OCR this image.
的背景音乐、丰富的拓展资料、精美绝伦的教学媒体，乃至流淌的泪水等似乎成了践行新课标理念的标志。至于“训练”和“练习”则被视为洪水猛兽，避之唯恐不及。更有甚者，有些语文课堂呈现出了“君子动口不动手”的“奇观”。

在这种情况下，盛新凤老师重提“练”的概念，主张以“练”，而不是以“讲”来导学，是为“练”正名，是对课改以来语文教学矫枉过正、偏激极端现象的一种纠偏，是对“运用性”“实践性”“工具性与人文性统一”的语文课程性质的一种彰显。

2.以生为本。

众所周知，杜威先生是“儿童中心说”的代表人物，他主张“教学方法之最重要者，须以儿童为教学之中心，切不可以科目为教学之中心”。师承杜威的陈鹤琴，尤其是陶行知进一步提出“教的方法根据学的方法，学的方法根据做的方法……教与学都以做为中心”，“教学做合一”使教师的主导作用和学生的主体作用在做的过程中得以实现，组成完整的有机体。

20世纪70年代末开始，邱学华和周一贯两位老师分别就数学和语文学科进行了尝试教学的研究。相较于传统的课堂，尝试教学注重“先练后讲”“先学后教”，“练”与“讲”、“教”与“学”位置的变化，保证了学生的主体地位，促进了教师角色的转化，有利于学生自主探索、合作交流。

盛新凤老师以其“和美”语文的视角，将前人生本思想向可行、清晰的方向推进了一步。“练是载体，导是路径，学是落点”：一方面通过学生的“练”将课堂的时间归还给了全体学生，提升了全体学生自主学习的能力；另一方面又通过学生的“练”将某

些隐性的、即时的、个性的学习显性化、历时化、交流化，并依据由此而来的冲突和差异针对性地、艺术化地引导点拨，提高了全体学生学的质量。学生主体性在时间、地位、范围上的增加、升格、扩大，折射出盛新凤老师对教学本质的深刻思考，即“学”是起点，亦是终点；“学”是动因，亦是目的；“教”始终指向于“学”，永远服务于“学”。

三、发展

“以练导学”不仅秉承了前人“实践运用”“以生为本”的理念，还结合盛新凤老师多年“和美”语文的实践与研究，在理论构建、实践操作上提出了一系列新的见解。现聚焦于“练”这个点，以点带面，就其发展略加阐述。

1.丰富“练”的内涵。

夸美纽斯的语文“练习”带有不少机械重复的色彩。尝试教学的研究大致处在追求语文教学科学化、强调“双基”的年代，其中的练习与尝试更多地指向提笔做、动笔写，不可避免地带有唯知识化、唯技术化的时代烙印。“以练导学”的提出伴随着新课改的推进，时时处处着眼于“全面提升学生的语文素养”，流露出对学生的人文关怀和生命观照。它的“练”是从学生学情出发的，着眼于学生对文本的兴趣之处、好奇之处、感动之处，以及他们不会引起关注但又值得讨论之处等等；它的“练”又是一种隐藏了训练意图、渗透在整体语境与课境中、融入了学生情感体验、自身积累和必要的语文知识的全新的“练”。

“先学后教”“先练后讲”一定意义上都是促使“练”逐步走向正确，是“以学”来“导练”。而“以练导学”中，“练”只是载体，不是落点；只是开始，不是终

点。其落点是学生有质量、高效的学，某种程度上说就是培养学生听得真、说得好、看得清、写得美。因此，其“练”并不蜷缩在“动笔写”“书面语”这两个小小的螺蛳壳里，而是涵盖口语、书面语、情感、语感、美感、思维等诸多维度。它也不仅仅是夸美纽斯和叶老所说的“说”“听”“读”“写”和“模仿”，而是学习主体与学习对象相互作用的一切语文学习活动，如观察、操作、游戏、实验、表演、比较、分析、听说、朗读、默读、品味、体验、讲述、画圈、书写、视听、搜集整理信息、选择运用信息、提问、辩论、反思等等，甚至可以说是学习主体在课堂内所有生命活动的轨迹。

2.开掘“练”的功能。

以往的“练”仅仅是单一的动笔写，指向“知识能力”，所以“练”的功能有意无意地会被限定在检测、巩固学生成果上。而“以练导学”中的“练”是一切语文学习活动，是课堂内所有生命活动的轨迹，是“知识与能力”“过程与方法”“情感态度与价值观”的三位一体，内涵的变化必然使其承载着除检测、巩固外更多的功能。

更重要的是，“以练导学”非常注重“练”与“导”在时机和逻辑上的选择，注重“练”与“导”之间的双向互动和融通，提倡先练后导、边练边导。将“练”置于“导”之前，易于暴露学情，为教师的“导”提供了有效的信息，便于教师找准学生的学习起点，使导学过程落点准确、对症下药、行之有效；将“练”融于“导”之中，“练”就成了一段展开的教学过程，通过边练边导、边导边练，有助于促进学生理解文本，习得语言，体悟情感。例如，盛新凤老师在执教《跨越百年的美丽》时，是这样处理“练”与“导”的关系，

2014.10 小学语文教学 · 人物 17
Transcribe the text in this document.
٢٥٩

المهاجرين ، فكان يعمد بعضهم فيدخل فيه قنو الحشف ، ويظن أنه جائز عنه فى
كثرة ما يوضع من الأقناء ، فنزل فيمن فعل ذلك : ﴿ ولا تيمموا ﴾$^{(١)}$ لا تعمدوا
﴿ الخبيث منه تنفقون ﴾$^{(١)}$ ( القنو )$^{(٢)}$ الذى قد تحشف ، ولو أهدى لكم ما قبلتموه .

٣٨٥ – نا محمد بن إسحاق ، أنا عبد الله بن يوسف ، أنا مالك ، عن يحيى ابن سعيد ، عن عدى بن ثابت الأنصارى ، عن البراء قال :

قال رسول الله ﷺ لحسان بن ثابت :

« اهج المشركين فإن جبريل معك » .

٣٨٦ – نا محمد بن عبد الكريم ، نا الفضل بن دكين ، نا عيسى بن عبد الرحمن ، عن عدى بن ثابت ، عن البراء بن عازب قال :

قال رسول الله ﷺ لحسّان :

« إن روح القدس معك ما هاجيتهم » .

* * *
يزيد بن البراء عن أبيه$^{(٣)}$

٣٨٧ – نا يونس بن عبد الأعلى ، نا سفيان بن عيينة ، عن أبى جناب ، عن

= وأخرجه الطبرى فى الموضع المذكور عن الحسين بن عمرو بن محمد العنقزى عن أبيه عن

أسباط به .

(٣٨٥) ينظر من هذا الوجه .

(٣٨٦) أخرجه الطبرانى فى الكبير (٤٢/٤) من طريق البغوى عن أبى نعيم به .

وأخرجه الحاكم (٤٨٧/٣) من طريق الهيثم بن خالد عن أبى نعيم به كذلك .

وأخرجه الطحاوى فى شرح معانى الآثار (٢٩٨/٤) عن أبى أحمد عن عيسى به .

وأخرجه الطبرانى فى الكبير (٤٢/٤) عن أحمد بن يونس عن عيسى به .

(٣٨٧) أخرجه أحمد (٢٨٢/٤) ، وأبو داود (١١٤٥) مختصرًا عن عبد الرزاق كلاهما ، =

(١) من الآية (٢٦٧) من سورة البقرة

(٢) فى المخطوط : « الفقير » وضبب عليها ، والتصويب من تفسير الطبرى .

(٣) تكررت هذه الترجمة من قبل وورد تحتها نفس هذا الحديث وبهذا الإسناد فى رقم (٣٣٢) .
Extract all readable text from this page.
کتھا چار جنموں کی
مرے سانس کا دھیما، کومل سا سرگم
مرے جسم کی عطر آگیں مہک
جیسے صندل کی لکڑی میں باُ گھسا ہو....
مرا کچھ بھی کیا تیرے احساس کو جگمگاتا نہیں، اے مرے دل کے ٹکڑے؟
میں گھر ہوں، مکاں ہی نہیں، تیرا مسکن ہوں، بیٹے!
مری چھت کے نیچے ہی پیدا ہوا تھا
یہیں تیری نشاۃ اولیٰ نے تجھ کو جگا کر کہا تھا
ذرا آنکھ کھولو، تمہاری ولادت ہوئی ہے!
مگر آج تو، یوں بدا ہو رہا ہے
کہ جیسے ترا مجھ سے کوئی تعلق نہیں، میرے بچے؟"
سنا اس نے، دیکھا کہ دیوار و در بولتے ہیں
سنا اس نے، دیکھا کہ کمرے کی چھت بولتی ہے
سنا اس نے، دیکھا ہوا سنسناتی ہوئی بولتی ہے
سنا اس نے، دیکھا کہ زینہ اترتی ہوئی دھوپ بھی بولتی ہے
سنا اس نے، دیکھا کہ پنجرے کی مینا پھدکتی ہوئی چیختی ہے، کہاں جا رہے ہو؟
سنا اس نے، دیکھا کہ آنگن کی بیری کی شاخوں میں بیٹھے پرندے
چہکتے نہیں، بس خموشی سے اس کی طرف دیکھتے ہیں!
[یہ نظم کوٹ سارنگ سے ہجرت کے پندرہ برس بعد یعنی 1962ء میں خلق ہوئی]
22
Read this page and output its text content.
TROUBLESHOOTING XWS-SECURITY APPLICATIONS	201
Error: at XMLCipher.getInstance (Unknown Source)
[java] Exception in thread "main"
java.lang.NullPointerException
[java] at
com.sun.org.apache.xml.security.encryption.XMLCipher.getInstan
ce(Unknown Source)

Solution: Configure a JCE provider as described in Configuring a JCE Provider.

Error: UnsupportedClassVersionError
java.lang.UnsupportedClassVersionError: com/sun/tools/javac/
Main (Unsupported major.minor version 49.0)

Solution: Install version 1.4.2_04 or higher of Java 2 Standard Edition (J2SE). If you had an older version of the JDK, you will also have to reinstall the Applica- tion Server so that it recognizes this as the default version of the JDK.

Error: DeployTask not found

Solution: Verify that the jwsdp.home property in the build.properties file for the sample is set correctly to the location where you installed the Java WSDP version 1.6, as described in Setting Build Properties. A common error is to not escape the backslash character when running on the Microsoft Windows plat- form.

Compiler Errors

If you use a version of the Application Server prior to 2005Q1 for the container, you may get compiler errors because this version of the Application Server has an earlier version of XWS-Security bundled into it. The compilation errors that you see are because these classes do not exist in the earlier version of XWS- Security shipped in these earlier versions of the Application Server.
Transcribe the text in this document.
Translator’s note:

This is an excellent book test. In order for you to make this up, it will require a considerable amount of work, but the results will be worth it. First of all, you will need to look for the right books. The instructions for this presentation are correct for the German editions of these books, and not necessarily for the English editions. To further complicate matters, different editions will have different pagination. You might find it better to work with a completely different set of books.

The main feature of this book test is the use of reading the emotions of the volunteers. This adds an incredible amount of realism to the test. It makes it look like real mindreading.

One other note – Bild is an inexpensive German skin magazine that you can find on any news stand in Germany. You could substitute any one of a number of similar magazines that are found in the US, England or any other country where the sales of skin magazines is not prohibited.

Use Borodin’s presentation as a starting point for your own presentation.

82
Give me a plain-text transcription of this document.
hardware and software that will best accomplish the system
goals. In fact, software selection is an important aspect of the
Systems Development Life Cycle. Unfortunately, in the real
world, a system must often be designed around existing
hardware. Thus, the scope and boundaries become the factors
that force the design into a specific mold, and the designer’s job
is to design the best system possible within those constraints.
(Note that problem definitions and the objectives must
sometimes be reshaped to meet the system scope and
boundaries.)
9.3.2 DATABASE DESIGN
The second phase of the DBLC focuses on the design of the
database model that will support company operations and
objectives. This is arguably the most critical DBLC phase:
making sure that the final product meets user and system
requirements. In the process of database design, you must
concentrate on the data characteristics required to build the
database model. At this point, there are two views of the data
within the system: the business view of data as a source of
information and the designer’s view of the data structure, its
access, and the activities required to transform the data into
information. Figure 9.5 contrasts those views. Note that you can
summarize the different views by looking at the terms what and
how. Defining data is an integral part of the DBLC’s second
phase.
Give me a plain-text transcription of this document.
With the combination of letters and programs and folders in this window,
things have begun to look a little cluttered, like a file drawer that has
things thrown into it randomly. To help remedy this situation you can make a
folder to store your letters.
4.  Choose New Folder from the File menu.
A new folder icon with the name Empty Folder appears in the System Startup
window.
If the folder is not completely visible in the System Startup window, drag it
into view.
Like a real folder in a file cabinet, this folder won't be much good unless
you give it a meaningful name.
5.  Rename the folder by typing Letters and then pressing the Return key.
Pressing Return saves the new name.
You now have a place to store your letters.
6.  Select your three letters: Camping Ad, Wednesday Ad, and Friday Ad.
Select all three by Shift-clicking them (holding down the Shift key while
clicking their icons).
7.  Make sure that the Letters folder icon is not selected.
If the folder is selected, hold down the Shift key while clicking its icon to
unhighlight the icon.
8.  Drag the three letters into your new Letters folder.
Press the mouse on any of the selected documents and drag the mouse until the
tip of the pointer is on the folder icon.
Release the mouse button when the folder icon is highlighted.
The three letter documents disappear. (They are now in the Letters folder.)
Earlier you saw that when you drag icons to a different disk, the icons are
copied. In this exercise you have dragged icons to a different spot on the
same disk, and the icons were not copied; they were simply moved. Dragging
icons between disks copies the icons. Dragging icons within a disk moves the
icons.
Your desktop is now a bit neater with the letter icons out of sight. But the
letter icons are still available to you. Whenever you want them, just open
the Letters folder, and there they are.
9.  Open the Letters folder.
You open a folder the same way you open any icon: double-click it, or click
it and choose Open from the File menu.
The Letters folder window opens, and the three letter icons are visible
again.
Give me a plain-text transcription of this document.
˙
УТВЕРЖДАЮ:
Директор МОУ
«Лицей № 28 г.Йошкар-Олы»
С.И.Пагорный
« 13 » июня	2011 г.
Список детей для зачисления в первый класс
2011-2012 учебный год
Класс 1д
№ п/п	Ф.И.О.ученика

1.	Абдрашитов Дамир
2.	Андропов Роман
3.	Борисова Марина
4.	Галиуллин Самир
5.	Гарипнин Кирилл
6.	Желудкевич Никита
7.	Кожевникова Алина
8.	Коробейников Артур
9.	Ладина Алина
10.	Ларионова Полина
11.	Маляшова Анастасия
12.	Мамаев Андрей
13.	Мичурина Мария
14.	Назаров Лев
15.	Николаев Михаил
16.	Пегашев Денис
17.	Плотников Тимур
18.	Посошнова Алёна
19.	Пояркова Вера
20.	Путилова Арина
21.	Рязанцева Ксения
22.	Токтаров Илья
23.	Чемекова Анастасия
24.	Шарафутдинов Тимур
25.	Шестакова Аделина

▸ Brief
Which lines hold the string "Shift"? List them all.

▸ Written solution
Select all three by Shift-clicking them (holding down the Shift key while
If the folder is selected, hold down the Shift key while clicking its icon to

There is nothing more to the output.